Exercise objective: Make an exact copy of each entry, leaving out every picture.

##### Material shown

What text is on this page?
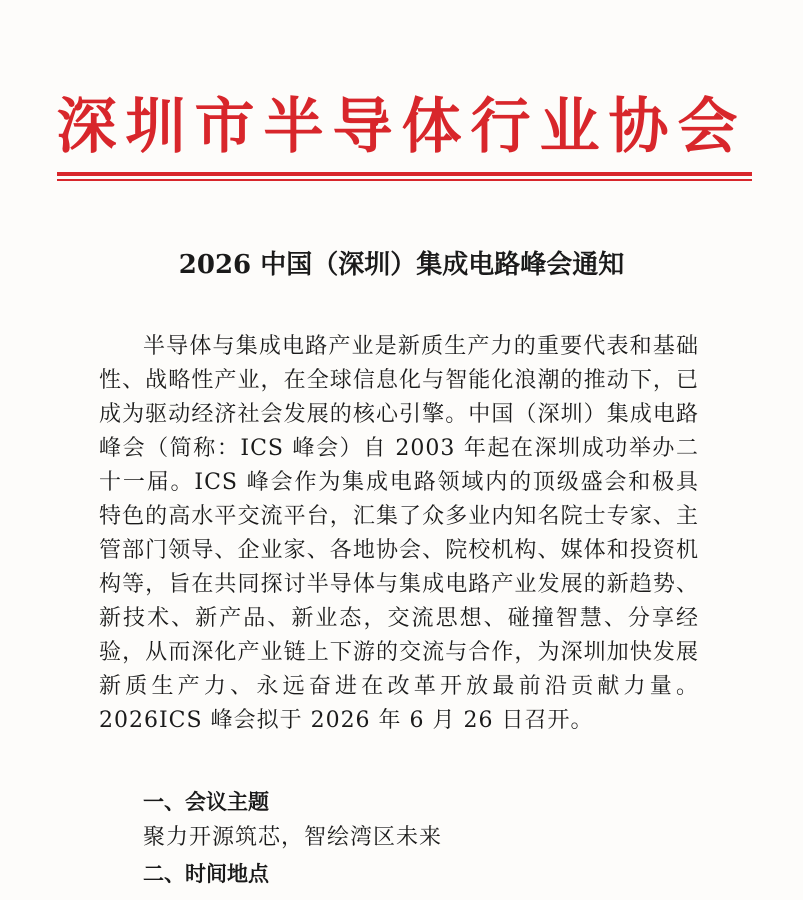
深圳市半导体行业协会
2026 中国（深圳）集成电路峰会通知

半导体与集成电路产业是新质生产力的重要代表和基础性、战略性产业，在全球信息化与智能化浪潮的推动下，已成为驱动经济社会发展的核心引擎。中国（深圳）集成电路峰会（简称：ICS 峰会）自 2003 年起在深圳成功举办二十一届。ICS 峰会作为集成电路领域内的顶级盛会和极具特色的高水平交流平台，汇集了众多业内知名院士专家、主管部门领导、企业家、各地协会、院校机构、媒体和投资机构等，旨在共同探讨半导体与集成电路产业发展的新趋势、新技术、新产品、新业态，交流思想、碰撞智慧、分享经验，从而深化产业链上下游的交流与合作，为深圳加快发展新质生产力、永远奋进在改革开放最前沿贡献力量。2026ICS 峰会拟于 2026 年 6 月 26 日召开。

一、会议主题
聚力开源筑芯，智绘湾区未来
二、时间地点
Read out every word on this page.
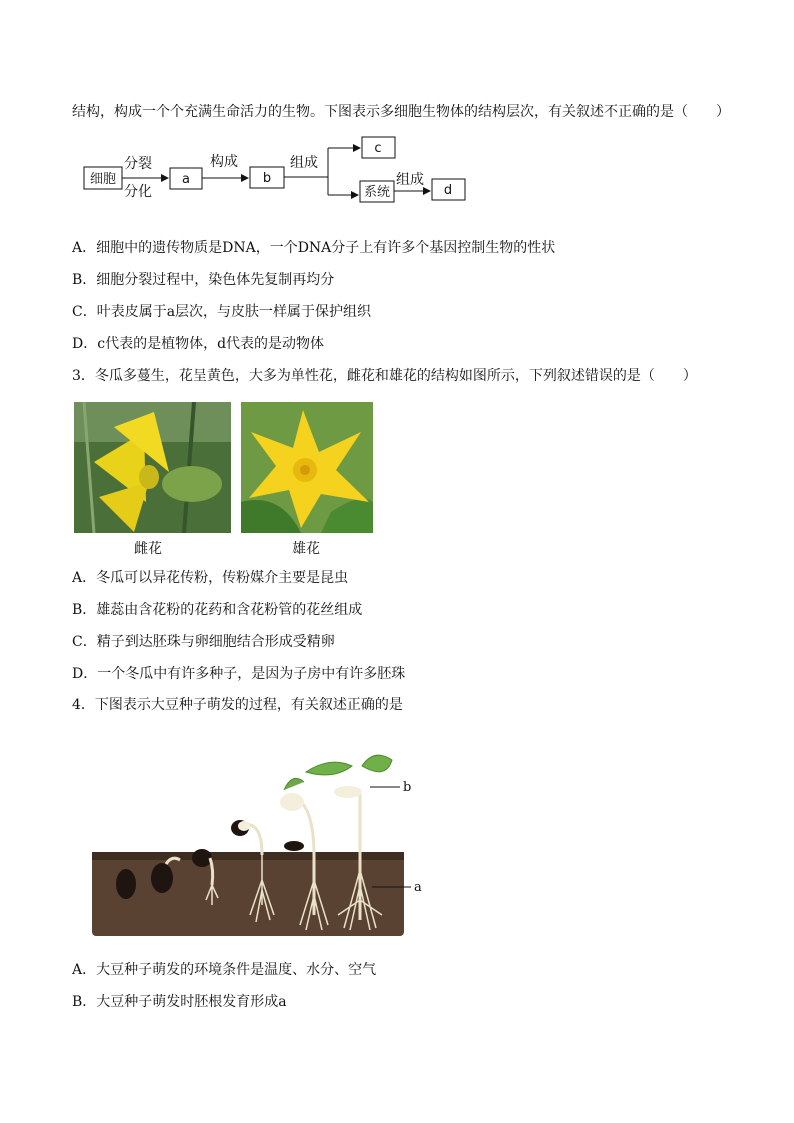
结构，构成一个个充满生命活力的生物。下图表示多细胞生物体的结构层次，有关叙述不正确的是（　　）
细胞
分裂
分化
a
构成
b
组成
c
系统
组成
d
A．细胞中的遗传物质是DNA，一个DNA分子上有许多个基因控制生物的性状
B．细胞分裂过程中，染色体先复制再均分
C．叶表皮属于a层次，与皮肤一样属于保护组织
D．c代表的是植物体，d代表的是动物体
3．冬瓜多蔓生，花呈黄色，大多为单性花，雌花和雄花的结构如图所示，下列叙述错误的是（　　）
雌花	雄花
A．冬瓜可以异花传粉，传粉媒介主要是昆虫
B．雄蕊由含花粉的花药和含花粉管的花丝组成
C．精子到达胚珠与卵细胞结合形成受精卵
D．一个冬瓜中有许多种子，是因为子房中有许多胚珠
4．下图表示大豆种子萌发的过程，有关叙述正确的是
b
a
A．大豆种子萌发的环境条件是温度、水分、空气
B．大豆种子萌发时胚根发育形成a
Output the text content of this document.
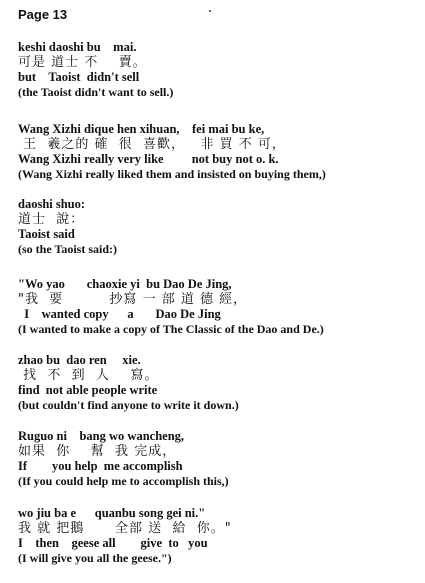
Page 13
keshi daoshi bu    mai.
可是 道士 不    賣。
but    Taoist  didn't sell
(the Taoist didn't want to sell.)
Wang Xizhi dique hen xihuan,    fei mai bu ke,
王  羲之的 確  很  喜歡，   非 買 不 可，
Wang Xizhi really very like         not buy not o. k.
(Wang Xizhi really liked them and insisted on buying them,)
daoshi shuo:
道士  說：
Taoist said
(so the Taoist said:)
"Wo yao       chaoxie yi  bu Dao De Jing,
"我  要         抄寫 一 部 道 德 經，
I    wanted copy      a       Dao De Jing
(I wanted to make a copy of The Classic of the Dao and De.)
zhao bu  dao ren     xie.
找  不  到  人    寫。
find  not able people write
(but couldn't find anyone to write it down.)
Ruguo ni    bang wo wancheng,
如果  你    幫  我 完成，
If        you help  me accomplish
(If you could help me to accomplish this,)
wo jiu ba e      quanbu song gei ni."
我 就 把鵝      全部 送  給  你。"
I    then    geese all        give  to   you
(I will give you all the geese.")
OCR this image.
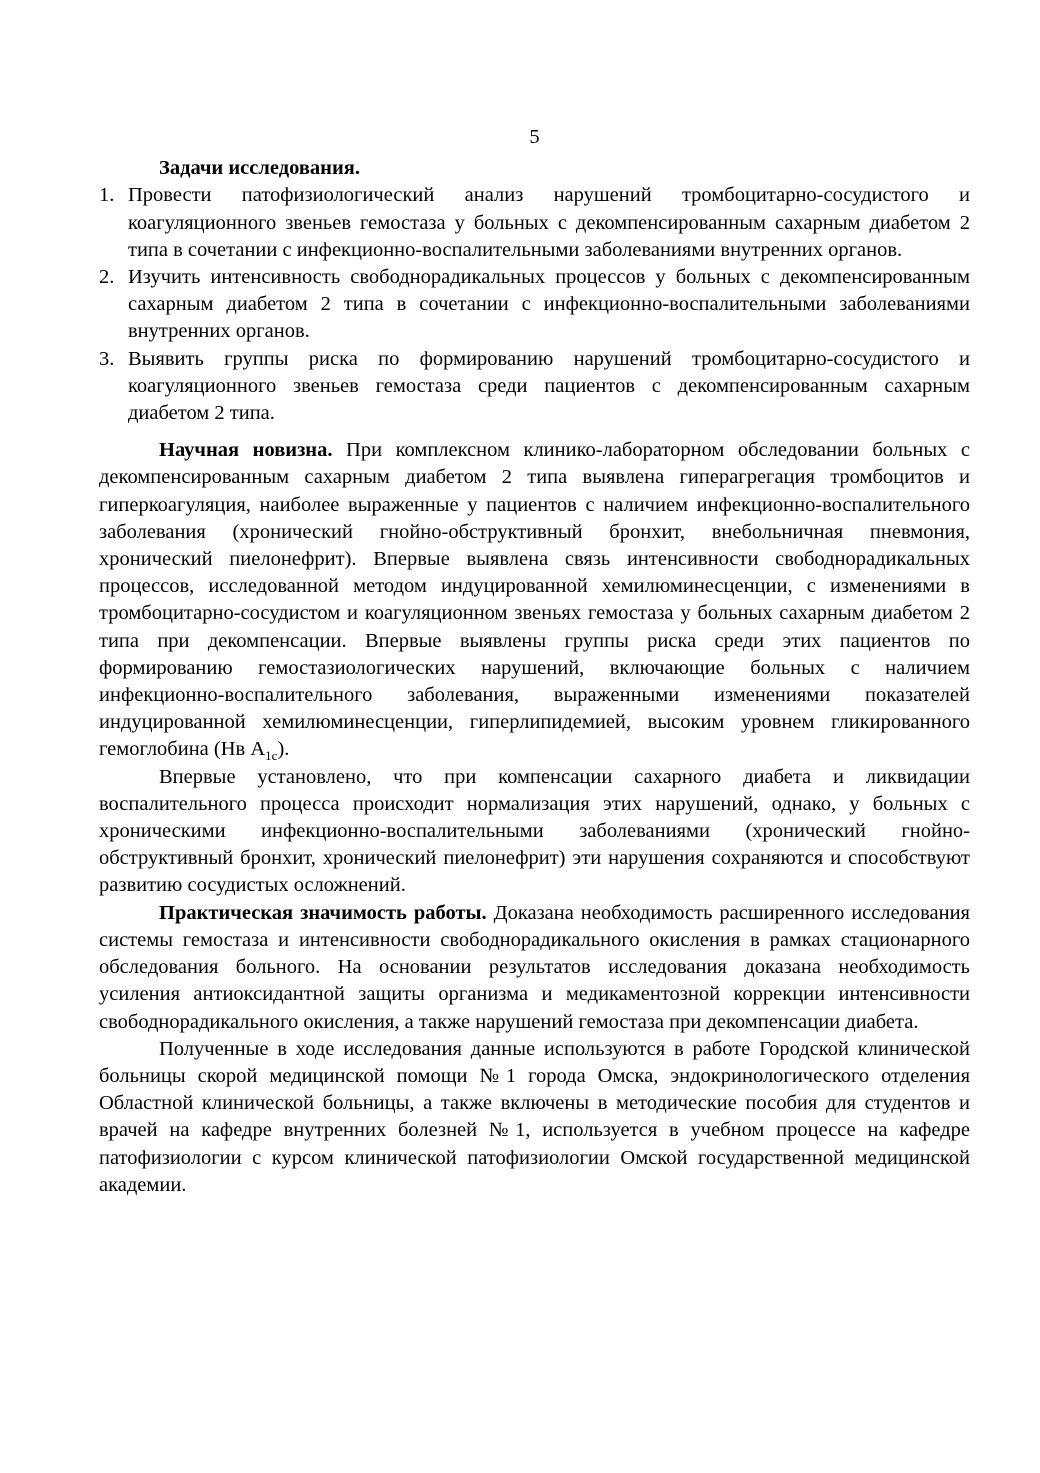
5
Задачи исследования.
1. Провести патофизиологический анализ нарушений тромбоцитарно-сосудистого и коагуляционного звеньев гемостаза у больных с декомпенсированным сахарным диабетом 2 типа в сочетании с инфекционно-воспалительными заболеваниями внутренних органов.
2. Изучить интенсивность свободнорадикальных процессов у больных с декомпенсированным сахарным диабетом 2 типа в сочетании с инфекционно-воспалительными заболеваниями внутренних органов.
3. Выявить группы риска по формированию нарушений тромбоцитарно-сосудистого и коагуляционного звеньев гемостаза среди пациентов с декомпенсированным сахарным диабетом 2 типа.

Научная новизна. При комплексном клинико-лабораторном обследовании больных с декомпенсированным сахарным диабетом 2 типа выявлена гиперагрегация тромбоцитов и гиперкоагуляция, наиболее выраженные у пациентов с наличием инфекционно-воспалительного заболевания (хронический гнойно-обструктивный бронхит, внебольничная пневмония, хронический пиелонефрит). Впервые выявлена связь интенсивности свободнорадикальных процессов, исследованной методом индуцированной хемилюминесценции, с изменениями в тромбоцитарно-сосудистом и коагуляционном звеньях гемостаза у больных сахарным диабетом 2 типа при декомпенсации. Впервые выявлены группы риска среди этих пациентов по формированию гемостазиологических нарушений, включающие больных с наличием инфекционно-воспалительного заболевания, выраженными изменениями показателей индуцированной хемилюминесценции, гиперлипидемией, высоким уровнем гликированного гемоглобина (Нв $А_{1c}$).

Впервые установлено, что при компенсации сахарного диабета и ликвидации воспалительного процесса происходит нормализация этих нарушений, однако, у больных с хроническими инфекционно-воспалительными заболеваниями (хронический гнойно-обструктивный бронхит, хронический пиелонефрит) эти нарушения сохраняются и способствуют развитию сосудистых осложнений.

Практическая значимость работы. Доказана необходимость расширенного исследования системы гемостаза и интенсивности свободнорадикального окисления в рамках стационарного обследования больного. На основании результатов исследования доказана необходимость усиления антиоксидантной защиты организма и медикаментозной коррекции интенсивности свободнорадикального окисления, а также нарушений гемостаза при декомпенсации диабета.

Полученные в ходе исследования данные используются в работе Городской клинической больницы скорой медицинской помощи №1 города Омска, эндокринологического отделения Областной клинической больницы, а также включены в методические пособия для студентов и врачей на кафедре внутренних болезней №1, используется в учебном процессе на кафедре патофизиологии с курсом клинической патофизиологии Омской государственной медицинской академии.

##########

Result for this exercise:
What text is on this page?
深圳市半导体行业协会
2026 中国（深圳）集成电路峰会通知

半导体与集成电路产业是新质生产力的重要代表和基础性、战略性产业，在全球信息化与智能化浪潮的推动下，已成为驱动经济社会发展的核心引擎。中国（深圳）集成电路峰会（简称：ICS 峰会）自 2003 年起在深圳成功举办二十一届。ICS 峰会作为集成电路领域内的顶级盛会和极具特色的高水平交流平台，汇集了众多业内知名院士专家、主管部门领导、企业家、各地协会、院校机构、媒体和投资机构等，旨在共同探讨半导体与集成电路产业发展的新趋势、新技术、新产品、新业态，交流思想、碰撞智慧、分享经验，从而深化产业链上下游的交流与合作，为深圳加快发展新质生产力、永远奋进在改革开放最前沿贡献力量。2026ICS 峰会拟于 2026 年 6 月 26 日召开。

一、会议主题
聚力开源筑芯，智绘湾区未来
二、时间地点
Read out every word on this page.
结构，构成一个个充满生命活力的生物。下图表示多细胞生物体的结构层次，有关叙述不正确的是（　　）
细胞
分裂
分化
a
构成
b
组成
c
系统
组成
d
A．细胞中的遗传物质是DNA，一个DNA分子上有许多个基因控制生物的性状
B．细胞分裂过程中，染色体先复制再均分
C．叶表皮属于a层次，与皮肤一样属于保护组织
D．c代表的是植物体，d代表的是动物体
3．冬瓜多蔓生，花呈黄色，大多为单性花，雌花和雄花的结构如图所示，下列叙述错误的是（　　）
雌花	雄花
A．冬瓜可以异花传粉，传粉媒介主要是昆虫
B．雄蕊由含花粉的花药和含花粉管的花丝组成
C．精子到达胚珠与卵细胞结合形成受精卵
D．一个冬瓜中有许多种子，是因为子房中有许多胚珠
4．下图表示大豆种子萌发的过程，有关叙述正确的是
b
a
A．大豆种子萌发的环境条件是温度、水分、空气
B．大豆种子萌发时胚根发育形成a
Output the text content of this document.
Page 13
keshi daoshi bu    mai.
可是 道士 不    賣。
but    Taoist  didn't sell
(the Taoist didn't want to sell.)
Wang Xizhi dique hen xihuan,    fei mai bu ke,
王  羲之的 確  很  喜歡，   非 買 不 可，
Wang Xizhi really very like         not buy not o. k.
(Wang Xizhi really liked them and insisted on buying them,)
daoshi shuo:
道士  說：
Taoist said
(so the Taoist said:)
"Wo yao       chaoxie yi  bu Dao De Jing,
"我  要         抄寫 一 部 道 德 經，
I    wanted copy      a       Dao De Jing
(I wanted to make a copy of The Classic of the Dao and De.)
zhao bu  dao ren     xie.
找  不  到  人    寫。
find  not able people write
(but couldn't find anyone to write it down.)
Ruguo ni    bang wo wancheng,
如果  你    幫  我 完成，
If        you help  me accomplish
(If you could help me to accomplish this,)
wo jiu ba e      quanbu song gei ni."
我 就 把鵝      全部 送  給  你。"
I    then    geese all        give  to   you
(I will give you all the geese.")
OCR this image.
5
Задачи исследования.
1. Провести патофизиологический анализ нарушений тромбоцитарно-сосудистого и коагуляционного звеньев гемостаза у больных с декомпенсированным сахарным диабетом 2 типа в сочетании с инфекционно-воспалительными заболеваниями внутренних органов.
2. Изучить интенсивность свободнорадикальных процессов у больных с декомпенсированным сахарным диабетом 2 типа в сочетании с инфекционно-воспалительными заболеваниями внутренних органов.
3. Выявить группы риска по формированию нарушений тромбоцитарно-сосудистого и коагуляционного звеньев гемостаза среди пациентов с декомпенсированным сахарным диабетом 2 типа.

Научная новизна. При комплексном клинико-лабораторном обследовании больных с декомпенсированным сахарным диабетом 2 типа выявлена гиперагрегация тромбоцитов и гиперкоагуляция, наиболее выраженные у пациентов с наличием инфекционно-воспалительного заболевания (хронический гнойно-обструктивный бронхит, внебольничная пневмония, хронический пиелонефрит). Впервые выявлена связь интенсивности свободнорадикальных процессов, исследованной методом индуцированной хемилюминесценции, с изменениями в тромбоцитарно-сосудистом и коагуляционном звеньях гемостаза у больных сахарным диабетом 2 типа при декомпенсации. Впервые выявлены группы риска среди этих пациентов по формированию гемостазиологических нарушений, включающие больных с наличием инфекционно-воспалительного заболевания, выраженными изменениями показателей индуцированной хемилюминесценции, гиперлипидемией, высоким уровнем гликированного гемоглобина (Нв $А_{1c}$).

Впервые установлено, что при компенсации сахарного диабета и ликвидации воспалительного процесса происходит нормализация этих нарушений, однако, у больных с хроническими инфекционно-воспалительными заболеваниями (хронический гнойно-обструктивный бронхит, хронический пиелонефрит) эти нарушения сохраняются и способствуют развитию сосудистых осложнений.

Практическая значимость работы. Доказана необходимость расширенного исследования системы гемостаза и интенсивности свободнорадикального окисления в рамках стационарного обследования больного. На основании результатов исследования доказана необходимость усиления антиоксидантной защиты организма и медикаментозной коррекции интенсивности свободнорадикального окисления, а также нарушений гемостаза при декомпенсации диабета.

Полученные в ходе исследования данные используются в работе Городской клинической больницы скорой медицинской помощи №1 города Омска, эндокринологического отделения Областной клинической больницы, а также включены в методические пособия для студентов и врачей на кафедре внутренних болезней №1, используется в учебном процессе на кафедре патофизиологии с курсом клинической патофизиологии Омской государственной медицинской академии.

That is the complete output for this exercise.